Extracted records ::
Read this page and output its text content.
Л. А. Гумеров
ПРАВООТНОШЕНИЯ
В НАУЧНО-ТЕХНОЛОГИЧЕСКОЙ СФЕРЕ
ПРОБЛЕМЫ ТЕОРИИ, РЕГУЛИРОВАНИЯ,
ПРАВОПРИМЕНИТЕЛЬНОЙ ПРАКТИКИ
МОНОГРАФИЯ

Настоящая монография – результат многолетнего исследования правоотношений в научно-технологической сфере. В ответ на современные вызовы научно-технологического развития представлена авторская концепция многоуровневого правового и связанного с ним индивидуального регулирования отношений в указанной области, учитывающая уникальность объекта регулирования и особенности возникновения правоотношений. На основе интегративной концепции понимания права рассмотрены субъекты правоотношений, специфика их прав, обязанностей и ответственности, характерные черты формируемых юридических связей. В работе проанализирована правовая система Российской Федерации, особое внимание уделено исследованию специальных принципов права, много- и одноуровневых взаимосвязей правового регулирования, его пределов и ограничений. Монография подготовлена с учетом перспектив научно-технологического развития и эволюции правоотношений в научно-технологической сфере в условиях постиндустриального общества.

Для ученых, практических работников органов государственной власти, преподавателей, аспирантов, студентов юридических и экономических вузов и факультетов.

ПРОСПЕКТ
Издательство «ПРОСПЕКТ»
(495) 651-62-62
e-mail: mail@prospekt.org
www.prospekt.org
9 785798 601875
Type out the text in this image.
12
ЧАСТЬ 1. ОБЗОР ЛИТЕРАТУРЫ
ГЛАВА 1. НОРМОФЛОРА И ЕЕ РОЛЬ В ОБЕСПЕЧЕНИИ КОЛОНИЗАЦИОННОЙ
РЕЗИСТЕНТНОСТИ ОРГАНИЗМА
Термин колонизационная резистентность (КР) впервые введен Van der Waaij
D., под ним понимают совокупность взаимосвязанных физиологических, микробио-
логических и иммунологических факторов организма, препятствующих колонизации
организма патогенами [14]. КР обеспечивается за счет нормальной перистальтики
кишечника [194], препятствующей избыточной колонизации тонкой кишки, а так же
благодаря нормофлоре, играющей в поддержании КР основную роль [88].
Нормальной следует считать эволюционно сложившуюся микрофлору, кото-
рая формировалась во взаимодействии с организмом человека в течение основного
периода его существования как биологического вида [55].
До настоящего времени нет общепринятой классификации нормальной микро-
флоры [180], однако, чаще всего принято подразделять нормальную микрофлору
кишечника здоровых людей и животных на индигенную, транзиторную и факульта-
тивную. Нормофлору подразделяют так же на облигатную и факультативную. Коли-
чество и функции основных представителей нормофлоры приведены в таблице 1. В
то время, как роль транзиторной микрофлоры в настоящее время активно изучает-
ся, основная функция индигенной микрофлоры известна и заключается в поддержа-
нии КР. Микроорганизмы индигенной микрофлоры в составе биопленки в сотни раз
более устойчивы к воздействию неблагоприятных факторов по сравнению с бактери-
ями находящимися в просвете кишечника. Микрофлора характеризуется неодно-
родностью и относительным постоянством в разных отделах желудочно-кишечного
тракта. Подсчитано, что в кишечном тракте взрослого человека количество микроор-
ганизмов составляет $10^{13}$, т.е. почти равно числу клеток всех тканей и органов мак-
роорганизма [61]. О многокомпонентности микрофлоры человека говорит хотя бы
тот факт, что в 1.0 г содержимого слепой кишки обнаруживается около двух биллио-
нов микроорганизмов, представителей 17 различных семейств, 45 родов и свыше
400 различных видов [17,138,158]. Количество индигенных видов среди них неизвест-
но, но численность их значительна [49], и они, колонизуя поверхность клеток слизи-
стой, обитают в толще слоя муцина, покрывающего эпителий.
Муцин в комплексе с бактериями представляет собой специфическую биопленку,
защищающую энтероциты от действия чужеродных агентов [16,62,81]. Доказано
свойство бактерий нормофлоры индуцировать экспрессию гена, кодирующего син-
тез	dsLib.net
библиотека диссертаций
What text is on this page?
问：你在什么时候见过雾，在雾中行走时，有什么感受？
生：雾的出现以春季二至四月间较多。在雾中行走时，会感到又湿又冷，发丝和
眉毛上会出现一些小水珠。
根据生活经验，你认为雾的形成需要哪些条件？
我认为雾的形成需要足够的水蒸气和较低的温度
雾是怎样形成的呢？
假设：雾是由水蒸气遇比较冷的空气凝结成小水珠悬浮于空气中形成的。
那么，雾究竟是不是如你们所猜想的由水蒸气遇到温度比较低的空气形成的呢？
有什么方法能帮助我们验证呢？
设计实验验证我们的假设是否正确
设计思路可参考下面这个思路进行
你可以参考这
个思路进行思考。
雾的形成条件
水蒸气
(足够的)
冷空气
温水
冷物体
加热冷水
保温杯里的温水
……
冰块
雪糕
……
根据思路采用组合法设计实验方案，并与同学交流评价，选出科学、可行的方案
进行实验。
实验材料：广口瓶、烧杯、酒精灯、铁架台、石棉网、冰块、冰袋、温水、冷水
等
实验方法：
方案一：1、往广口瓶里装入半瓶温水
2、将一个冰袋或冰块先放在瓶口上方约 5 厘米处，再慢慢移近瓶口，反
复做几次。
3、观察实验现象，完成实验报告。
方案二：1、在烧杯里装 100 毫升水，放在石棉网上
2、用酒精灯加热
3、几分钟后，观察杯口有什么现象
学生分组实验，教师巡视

Task description ::
Each line containing the word "различных" counts once; say how many such lines there are, giving only the number.

Answer to the problem ::
2